● DOCUMENT PASSAGE
Monthly and quarterly economic indicators (Sept. Reports)

•Unemployment rate increases, while the number of unemployed declines (monthly)
•Vacancies rates increase for Detroit (quarterly)
•Purchasing manager’s index declines (monthly)
•Bankruptcies decline (quarterly)

The following post provides data on economic indicators specifically related to Detroit and Southeastern Michigan. While certain indicators will be updated monthly, such employment numbers, others are only produced quarterly, biannually, annually. This post mainly focuses on the indicators that can be updated monthly or quarterly. Be advised, this is a work in progress.

The above chart shows the jobless rate for both the state of Michigan and the city of Detroit. The jobless rate in Detroit  is consistently higher than that across the state, although both follow similar trends. Also, there has been a more dramatic increase in the jobless rate in Detroit since April than that at the state level. According to the most recent data, the jobless rate was at 21.1 percent in Detroit in July; it was at 10.3 percent for the state.

A more historical look at the unemployment rate for the state of Michigan and city of Detroit can be found in a previous Drawing Detroit post here.

The employment numbers throughout the year have been somewhat inconsistent in for the city of Detroit. While there was an increase from January to April, the number of employed decreased by about 4,000 from March to April. From April to July employment numbers again began to increase. Then,  number of employed dropped to about 277,100 from about 279,000 the previous month.

A more historical look at the number of employed in the city of Detroit can be found in a previous Drawing Detroit post here.


When strictly examining the number of residential vacancies the data indicates these are increasing, just more gradually than in the past. From September 2011 to June 2012 the percent of residential vacancies have increased by .5 percent or less, per quarter.

The total percent of vacancies (residential and business combined) in Detroit  has gradually been increasing since 2005, the rate of increase is slowing. The June 2012 vacancy rate of 21.69 percent is higher than the March 2012 level of 21.19 percent. The vacancy rate in December 2005, which is the earliest data this chart shows, was at 10.08 percent.

The Purchasing Manger’s Index is a composite index that is derived from five indicators of economic activity: new orders, production, employment, supplier deliveries, and inventories.  A PMI reading above 50 percent indicates the economy is generally expanding; levels below percent show signs of decline.  A consistent PMI percent of 42.7 percent typically means the overall economy, or Gross Domestic Product (GDP) is generally expanding; if the percent is consistently below 42.7 this means the economy is typically declining.

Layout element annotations

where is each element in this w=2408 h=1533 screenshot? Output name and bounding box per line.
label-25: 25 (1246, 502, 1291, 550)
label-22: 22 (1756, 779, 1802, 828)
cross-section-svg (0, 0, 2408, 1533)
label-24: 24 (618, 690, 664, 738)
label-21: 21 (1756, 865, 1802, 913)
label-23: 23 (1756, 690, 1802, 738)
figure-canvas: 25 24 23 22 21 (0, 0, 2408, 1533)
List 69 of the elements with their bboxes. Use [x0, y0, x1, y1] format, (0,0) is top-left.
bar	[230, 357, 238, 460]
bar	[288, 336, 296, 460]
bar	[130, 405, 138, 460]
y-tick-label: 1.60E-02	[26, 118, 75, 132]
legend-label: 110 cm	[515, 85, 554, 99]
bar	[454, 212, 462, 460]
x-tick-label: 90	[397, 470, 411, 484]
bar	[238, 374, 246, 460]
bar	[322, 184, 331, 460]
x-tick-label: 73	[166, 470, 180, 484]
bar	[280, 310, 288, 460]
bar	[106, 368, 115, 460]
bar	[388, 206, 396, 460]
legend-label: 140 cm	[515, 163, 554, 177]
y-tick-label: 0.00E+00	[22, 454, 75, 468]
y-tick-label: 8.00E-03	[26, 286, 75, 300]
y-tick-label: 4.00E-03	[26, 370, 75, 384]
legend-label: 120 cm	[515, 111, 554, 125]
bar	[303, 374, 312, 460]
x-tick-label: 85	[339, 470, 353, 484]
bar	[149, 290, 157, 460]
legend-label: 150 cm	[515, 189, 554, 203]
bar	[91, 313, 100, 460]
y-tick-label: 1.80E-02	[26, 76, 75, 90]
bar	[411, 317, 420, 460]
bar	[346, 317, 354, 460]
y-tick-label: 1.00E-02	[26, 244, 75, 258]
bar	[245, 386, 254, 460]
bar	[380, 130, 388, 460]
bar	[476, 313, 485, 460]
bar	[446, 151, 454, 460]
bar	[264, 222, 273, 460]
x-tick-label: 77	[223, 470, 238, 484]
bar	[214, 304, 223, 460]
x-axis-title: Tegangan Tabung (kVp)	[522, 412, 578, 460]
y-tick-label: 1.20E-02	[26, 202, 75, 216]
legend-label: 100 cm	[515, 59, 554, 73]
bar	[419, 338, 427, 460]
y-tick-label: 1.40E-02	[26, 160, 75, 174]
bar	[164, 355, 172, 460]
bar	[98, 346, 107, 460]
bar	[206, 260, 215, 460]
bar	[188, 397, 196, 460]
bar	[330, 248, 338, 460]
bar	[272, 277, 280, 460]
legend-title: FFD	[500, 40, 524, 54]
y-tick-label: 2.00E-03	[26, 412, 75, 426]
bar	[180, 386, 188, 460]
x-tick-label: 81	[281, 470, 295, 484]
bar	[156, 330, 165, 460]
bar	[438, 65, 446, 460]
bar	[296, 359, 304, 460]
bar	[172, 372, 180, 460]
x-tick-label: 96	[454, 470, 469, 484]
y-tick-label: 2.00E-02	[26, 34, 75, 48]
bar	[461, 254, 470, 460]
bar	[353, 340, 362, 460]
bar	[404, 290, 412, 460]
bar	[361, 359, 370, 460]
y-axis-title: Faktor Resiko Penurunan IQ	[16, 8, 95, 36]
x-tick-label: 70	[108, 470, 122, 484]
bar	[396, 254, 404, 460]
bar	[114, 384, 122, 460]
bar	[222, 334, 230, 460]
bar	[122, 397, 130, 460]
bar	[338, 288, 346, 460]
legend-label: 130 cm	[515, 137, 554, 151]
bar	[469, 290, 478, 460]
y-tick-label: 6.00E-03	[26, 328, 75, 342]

● REQUIRED ACTIONS
**A)** In the economic indicators post, what was the jobless rate in Detroit in July?
**B)** Please repeat the economic indicators post between "Monthly and quarterly" and "index declines (monthly)", inclusive.
**C)** Carry on the economic indicators post, starting after its final sentence.
The records have no connection to the economic indicators post.

● ANSWERS FOR THE EXERCISE
**A)** 21.1 percent

**B)**
Monthly and quarterly economic indicators (Sept. Reports)

•Unemployment rate increases, while the number of unemployed declines (monthly)
•Vacancies rates increase for Detroit (quarterly)
•Purchasing manager’s index declines (monthly)

**C)**
The above graph compares the Southeast Michigan’s PMI in 2011 and 2012 (note: not all 2012 number are available). The data, provided by Institute for Supply Management  and the Wayne State University School of Business  shows that in 2011 the PMI never dropped below 47.6. However, from May to August of 2012 the PMI has been continually decreasing, with the most recent percentage being recorded at 45.7. The PMI showed a decreasing trend from May to July of 2011, with the lowest percentage during that time being recorded as 51.7

Also, a comparison of January to August in 2011 and 2012 shows that while the PMI was higher in January of 2012 than in January 2011, it has consistently remained lower since then, with the exception of the month of July.

Both business and personal bankruptcies filed in the Detroit Metropolitan Statistical area (Detroit-Livonia-Warren) have been declining over the last year. In both cases, the declines are very substantial.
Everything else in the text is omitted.